- **ENTRIES**:
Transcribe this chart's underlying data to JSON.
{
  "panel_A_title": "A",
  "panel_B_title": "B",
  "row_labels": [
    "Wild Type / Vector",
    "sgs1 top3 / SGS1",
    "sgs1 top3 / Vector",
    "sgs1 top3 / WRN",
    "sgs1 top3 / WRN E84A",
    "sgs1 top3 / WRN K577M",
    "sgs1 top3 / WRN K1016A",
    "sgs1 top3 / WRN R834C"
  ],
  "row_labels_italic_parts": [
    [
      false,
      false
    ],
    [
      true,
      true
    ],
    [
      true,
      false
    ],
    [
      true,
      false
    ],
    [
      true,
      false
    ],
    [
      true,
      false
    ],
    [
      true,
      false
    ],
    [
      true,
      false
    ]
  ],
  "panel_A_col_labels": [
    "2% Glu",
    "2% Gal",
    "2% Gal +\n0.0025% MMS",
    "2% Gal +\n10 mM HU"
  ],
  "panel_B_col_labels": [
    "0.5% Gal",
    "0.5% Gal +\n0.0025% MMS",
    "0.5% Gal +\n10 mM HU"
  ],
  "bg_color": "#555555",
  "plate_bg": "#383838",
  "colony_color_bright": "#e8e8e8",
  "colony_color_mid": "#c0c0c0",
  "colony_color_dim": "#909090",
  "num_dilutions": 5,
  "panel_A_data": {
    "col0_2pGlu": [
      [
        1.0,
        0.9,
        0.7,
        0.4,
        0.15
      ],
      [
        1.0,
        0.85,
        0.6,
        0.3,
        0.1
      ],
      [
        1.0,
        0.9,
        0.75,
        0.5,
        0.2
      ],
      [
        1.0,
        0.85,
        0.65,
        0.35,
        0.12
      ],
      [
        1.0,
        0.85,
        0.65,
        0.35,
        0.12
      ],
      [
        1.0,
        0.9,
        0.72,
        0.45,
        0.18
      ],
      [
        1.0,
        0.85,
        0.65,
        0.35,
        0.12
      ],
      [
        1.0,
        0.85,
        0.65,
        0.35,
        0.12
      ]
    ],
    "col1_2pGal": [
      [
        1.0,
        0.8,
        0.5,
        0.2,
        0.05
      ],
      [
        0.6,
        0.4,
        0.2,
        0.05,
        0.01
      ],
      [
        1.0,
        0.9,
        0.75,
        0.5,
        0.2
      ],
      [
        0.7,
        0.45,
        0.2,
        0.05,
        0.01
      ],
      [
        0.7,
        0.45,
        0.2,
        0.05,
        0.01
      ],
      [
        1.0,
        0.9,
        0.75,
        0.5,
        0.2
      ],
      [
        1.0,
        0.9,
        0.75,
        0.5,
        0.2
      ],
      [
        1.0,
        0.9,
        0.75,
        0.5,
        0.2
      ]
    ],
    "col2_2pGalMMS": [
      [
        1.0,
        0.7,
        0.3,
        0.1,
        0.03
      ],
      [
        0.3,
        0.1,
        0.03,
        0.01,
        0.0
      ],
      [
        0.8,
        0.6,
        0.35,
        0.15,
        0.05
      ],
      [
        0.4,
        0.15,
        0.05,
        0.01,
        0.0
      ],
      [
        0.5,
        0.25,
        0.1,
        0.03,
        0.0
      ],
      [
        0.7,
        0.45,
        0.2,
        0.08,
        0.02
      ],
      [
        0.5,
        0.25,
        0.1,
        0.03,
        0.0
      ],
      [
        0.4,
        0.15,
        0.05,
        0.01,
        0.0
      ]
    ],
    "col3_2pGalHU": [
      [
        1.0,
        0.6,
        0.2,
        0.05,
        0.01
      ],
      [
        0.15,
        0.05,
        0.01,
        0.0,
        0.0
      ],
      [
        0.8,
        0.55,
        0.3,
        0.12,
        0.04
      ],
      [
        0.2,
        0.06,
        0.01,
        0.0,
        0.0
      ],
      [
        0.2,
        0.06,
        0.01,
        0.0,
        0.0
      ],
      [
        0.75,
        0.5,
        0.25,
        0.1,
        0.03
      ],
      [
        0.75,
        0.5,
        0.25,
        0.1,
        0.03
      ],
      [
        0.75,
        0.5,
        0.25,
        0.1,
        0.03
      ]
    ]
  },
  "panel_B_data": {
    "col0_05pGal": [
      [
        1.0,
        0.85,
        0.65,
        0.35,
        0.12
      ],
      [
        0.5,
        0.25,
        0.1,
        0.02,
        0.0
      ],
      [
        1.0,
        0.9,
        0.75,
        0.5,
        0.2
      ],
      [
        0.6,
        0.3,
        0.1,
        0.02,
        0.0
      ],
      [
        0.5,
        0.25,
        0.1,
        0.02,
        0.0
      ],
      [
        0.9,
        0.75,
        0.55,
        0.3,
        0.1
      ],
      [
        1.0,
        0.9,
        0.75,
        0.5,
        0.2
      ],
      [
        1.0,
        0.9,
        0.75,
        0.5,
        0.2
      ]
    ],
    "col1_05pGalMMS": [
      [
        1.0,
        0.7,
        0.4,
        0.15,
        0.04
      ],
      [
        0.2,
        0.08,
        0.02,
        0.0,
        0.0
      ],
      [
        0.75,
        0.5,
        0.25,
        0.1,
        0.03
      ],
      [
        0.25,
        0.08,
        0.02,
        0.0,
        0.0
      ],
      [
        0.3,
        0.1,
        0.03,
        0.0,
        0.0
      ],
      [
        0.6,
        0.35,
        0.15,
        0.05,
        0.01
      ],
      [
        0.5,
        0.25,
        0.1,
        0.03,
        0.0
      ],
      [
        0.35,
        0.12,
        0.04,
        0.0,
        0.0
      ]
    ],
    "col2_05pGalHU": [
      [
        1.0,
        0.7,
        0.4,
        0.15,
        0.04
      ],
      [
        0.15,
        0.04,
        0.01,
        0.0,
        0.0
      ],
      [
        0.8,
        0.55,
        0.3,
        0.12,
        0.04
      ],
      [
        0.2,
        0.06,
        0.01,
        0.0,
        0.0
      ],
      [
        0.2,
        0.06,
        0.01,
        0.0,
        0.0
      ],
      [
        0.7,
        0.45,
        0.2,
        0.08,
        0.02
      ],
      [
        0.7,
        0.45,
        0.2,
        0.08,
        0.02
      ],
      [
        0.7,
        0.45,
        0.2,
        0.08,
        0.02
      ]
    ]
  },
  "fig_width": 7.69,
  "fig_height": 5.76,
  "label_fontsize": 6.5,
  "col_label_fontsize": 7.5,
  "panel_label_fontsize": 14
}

- **SET TASK**: Each line of the listing should be echoed back exactly.

- **EXERCISE RESULT**:
Transcribe this chart's underlying data to JSON.
{
  "panel_A_title": "A",
  "panel_B_title": "B",
  "row_labels": [
    "Wild Type / Vector",
    "sgs1 top3 / SGS1",
    "sgs1 top3 / Vector",
    "sgs1 top3 / WRN",
    "sgs1 top3 / WRN E84A",
    "sgs1 top3 / WRN K577M",
    "sgs1 top3 / WRN K1016A",
    "sgs1 top3 / WRN R834C"
  ],
  "row_labels_italic_parts": [
    [
      false,
      false
    ],
    [
      true,
      true
    ],
    [
      true,
      false
    ],
    [
      true,
      false
    ],
    [
      true,
      false
    ],
    [
      true,
      false
    ],
    [
      true,
      false
    ],
    [
      true,
      false
    ]
  ],
  "panel_A_col_labels": [
    "2% Glu",
    "2% Gal",
    "2% Gal +\n0.0025% MMS",
    "2% Gal +\n10 mM HU"
  ],
  "panel_B_col_labels": [
    "0.5% Gal",
    "0.5% Gal +\n0.0025% MMS",
    "0.5% Gal +\n10 mM HU"
  ],
  "bg_color": "#555555",
  "plate_bg": "#383838",
  "colony_color_bright": "#e8e8e8",
  "colony_color_mid": "#c0c0c0",
  "colony_color_dim": "#909090",
  "num_dilutions": 5,
  "panel_A_data": {
    "col0_2pGlu": [
      [
        1.0,
        0.9,
        0.7,
        0.4,
        0.15
      ],
      [
        1.0,
        0.85,
        0.6,
        0.3,
        0.1
      ],
      [
        1.0,
        0.9,
        0.75,
        0.5,
        0.2
      ],
      [
        1.0,
        0.85,
        0.65,
        0.35,
        0.12
      ],
      [
        1.0,
        0.85,
        0.65,
        0.35,
        0.12
      ],
      [
        1.0,
        0.9,
        0.72,
        0.45,
        0.18
      ],
      [
        1.0,
        0.85,
        0.65,
        0.35,
        0.12
      ],
      [
        1.0,
        0.85,
        0.65,
        0.35,
        0.12
      ]
    ],
    "col1_2pGal": [
      [
        1.0,
        0.8,
        0.5,
        0.2,
        0.05
      ],
      [
        0.6,
        0.4,
        0.2,
        0.05,
        0.01
      ],
      [
        1.0,
        0.9,
        0.75,
        0.5,
        0.2
      ],
      [
        0.7,
        0.45,
        0.2,
        0.05,
        0.01
      ],
      [
        0.7,
        0.45,
        0.2,
        0.05,
        0.01
      ],
      [
        1.0,
        0.9,
        0.75,
        0.5,
        0.2
      ],
      [
        1.0,
        0.9,
        0.75,
        0.5,
        0.2
      ],
      [
        1.0,
        0.9,
        0.75,
        0.5,
        0.2
      ]
    ],
    "col2_2pGalMMS": [
      [
        1.0,
        0.7,
        0.3,
        0.1,
        0.03
      ],
      [
        0.3,
        0.1,
        0.03,
        0.01,
        0.0
      ],
      [
        0.8,
        0.6,
        0.35,
        0.15,
        0.05
      ],
      [
        0.4,
        0.15,
        0.05,
        0.01,
        0.0
      ],
      [
        0.5,
        0.25,
        0.1,
        0.03,
        0.0
      ],
      [
        0.7,
        0.45,
        0.2,
        0.08,
        0.02
      ],
      [
        0.5,
        0.25,
        0.1,
        0.03,
        0.0
      ],
      [
        0.4,
        0.15,
        0.05,
        0.01,
        0.0
      ]
    ],
    "col3_2pGalHU": [
      [
        1.0,
        0.6,
        0.2,
        0.05,
        0.01
      ],
      [
        0.15,
        0.05,
        0.01,
        0.0,
        0.0
      ],
      [
        0.8,
        0.55,
        0.3,
        0.12,
        0.04
      ],
      [
        0.2,
        0.06,
        0.01,
        0.0,
        0.0
      ],
      [
        0.2,
        0.06,
        0.01,
        0.0,
        0.0
      ],
      [
        0.75,
        0.5,
        0.25,
        0.1,
        0.03
      ],
      [
        0.75,
        0.5,
        0.25,
        0.1,
        0.03
      ],
      [
        0.75,
        0.5,
        0.25,
        0.1,
        0.03
      ]
    ]
  },
  "panel_B_data": {
    "col0_05pGal": [
      [
        1.0,
        0.85,
        0.65,
        0.35,
        0.12
      ],
      [
        0.5,
        0.25,
        0.1,
        0.02,
        0.0
      ],
      [
        1.0,
        0.9,
        0.75,
        0.5,
        0.2
      ],
      [
        0.6,
        0.3,
        0.1,
        0.02,
        0.0
      ],
      [
        0.5,
        0.25,
        0.1,
        0.02,
        0.0
      ],
      [
        0.9,
        0.75,
        0.55,
        0.3,
        0.1
      ],
      [
        1.0,
        0.9,
        0.75,
        0.5,
        0.2
      ],
      [
        1.0,
        0.9,
        0.75,
        0.5,
        0.2
      ]
    ],
    "col1_05pGalMMS": [
      [
        1.0,
        0.7,
        0.4,
        0.15,
        0.04
      ],
      [
        0.2,
        0.08,
        0.02,
        0.0,
        0.0
      ],
      [
        0.75,
        0.5,
        0.25,
        0.1,
        0.03
      ],
      [
        0.25,
        0.08,
        0.02,
        0.0,
        0.0
      ],
      [
        0.3,
        0.1,
        0.03,
        0.0,
        0.0
      ],
      [
        0.6,
        0.35,
        0.15,
        0.05,
        0.01
      ],
      [
        0.5,
        0.25,
        0.1,
        0.03,
        0.0
      ],
      [
        0.35,
        0.12,
        0.04,
        0.0,
        0.0
      ]
    ],
    "col2_05pGalHU": [
      [
        1.0,
        0.7,
        0.4,
        0.15,
        0.04
      ],
      [
        0.15,
        0.04,
        0.01,
        0.0,
        0.0
      ],
      [
        0.8,
        0.55,
        0.3,
        0.12,
        0.04
      ],
      [
        0.2,
        0.06,
        0.01,
        0.0,
        0.0
      ],
      [
        0.2,
        0.06,
        0.01,
        0.0,
        0.0
      ],
      [
        0.7,
        0.45,
        0.2,
        0.08,
        0.02
      ],
      [
        0.7,
        0.45,
        0.2,
        0.08,
        0.02
      ],
      [
        0.7,
        0.45,
        0.2,
        0.08,
        0.02
      ]
    ]
  },
  "fig_width": 7.69,
  "fig_height": 5.76,
  "label_fontsize": 6.5,
  "col_label_fontsize": 7.5,
  "panel_label_fontsize": 14
}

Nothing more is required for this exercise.